### What you are asked to do
Both the line containing "Transcribe this image's" and the last line of the listing are included: write out exactly the lines from one to the other.

### Material provided
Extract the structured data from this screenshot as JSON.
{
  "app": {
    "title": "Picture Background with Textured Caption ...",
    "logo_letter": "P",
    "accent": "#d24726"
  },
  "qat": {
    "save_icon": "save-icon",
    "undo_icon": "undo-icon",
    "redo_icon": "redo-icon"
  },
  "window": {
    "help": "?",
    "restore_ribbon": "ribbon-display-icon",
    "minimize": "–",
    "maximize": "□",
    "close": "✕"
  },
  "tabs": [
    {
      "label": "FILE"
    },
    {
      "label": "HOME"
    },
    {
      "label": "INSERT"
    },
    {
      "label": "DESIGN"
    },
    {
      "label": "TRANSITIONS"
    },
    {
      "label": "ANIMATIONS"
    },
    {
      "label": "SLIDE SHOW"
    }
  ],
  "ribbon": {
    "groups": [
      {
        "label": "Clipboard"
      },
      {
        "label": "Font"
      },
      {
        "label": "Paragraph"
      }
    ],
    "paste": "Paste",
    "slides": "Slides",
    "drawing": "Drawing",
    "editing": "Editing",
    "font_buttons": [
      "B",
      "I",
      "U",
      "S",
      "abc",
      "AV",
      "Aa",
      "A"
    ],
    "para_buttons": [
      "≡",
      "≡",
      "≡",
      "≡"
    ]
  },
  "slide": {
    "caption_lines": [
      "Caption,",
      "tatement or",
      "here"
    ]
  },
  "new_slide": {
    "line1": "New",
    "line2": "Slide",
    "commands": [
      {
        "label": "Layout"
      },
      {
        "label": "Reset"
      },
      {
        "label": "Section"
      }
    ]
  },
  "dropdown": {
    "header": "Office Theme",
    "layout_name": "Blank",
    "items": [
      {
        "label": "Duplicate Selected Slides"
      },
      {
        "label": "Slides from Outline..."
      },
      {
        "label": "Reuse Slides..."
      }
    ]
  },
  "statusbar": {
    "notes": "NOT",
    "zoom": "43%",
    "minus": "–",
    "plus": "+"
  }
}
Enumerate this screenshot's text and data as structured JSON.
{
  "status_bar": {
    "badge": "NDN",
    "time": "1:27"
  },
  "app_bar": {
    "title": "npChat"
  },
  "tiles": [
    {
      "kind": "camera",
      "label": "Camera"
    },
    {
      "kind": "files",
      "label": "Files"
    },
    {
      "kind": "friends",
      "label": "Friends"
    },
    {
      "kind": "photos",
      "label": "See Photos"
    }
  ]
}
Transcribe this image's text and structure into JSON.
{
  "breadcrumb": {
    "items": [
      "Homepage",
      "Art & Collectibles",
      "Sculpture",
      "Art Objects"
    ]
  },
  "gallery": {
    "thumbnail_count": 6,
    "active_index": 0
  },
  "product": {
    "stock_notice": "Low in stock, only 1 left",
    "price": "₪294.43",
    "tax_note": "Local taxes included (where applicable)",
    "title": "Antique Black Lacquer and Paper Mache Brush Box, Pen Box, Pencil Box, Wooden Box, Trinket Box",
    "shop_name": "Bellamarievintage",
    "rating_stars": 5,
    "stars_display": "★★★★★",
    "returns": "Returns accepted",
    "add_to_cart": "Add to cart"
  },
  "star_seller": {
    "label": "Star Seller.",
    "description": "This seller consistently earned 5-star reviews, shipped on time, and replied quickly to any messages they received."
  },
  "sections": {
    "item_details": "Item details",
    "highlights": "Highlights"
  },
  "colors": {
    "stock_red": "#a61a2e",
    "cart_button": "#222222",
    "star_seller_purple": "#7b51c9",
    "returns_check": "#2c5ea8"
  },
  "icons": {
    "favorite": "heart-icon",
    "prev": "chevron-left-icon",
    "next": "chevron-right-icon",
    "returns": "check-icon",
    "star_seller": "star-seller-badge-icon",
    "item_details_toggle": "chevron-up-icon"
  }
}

### Full output
Transcribe this image's text and structure into JSON.
{
  "breadcrumb": {
    "items": [
      "Homepage",
      "Art & Collectibles",
      "Sculpture",
      "Art Objects"
    ]
  },
  "gallery": {
    "thumbnail_count": 6,
    "active_index": 0
  },
  "product": {
    "stock_notice": "Low in stock, only 1 left",
    "price": "₪294.43",
    "tax_note": "Local taxes included (where applicable)",
    "title": "Antique Black Lacquer and Paper Mache Brush Box, Pen Box, Pencil Box, Wooden Box, Trinket Box",
    "shop_name": "Bellamarievintage",
    "rating_stars": 5,
    "stars_display": "★★★★★",
    "returns": "Returns accepted",
    "add_to_cart": "Add to cart"
  },
  "star_seller": {
    "label": "Star Seller.",
    "description": "This seller consistently earned 5-star reviews, shipped on time, and replied quickly to any messages they received."
  },
  "sections": {
    "item_details": "Item details",
    "highlights": "Highlights"
  },
  "colors": {
    "stock_red": "#a61a2e",
    "cart_button": "#222222",
    "star_seller_purple": "#7b51c9",
    "returns_check": "#2c5ea8"
  },
  "icons": {
    "favorite": "heart-icon",
    "prev": "chevron-left-icon",
    "next": "chevron-right-icon",
    "returns": "check-icon",
    "star_seller": "star-seller-badge-icon",
    "item_details_toggle": "chevron-up-icon"
  }
}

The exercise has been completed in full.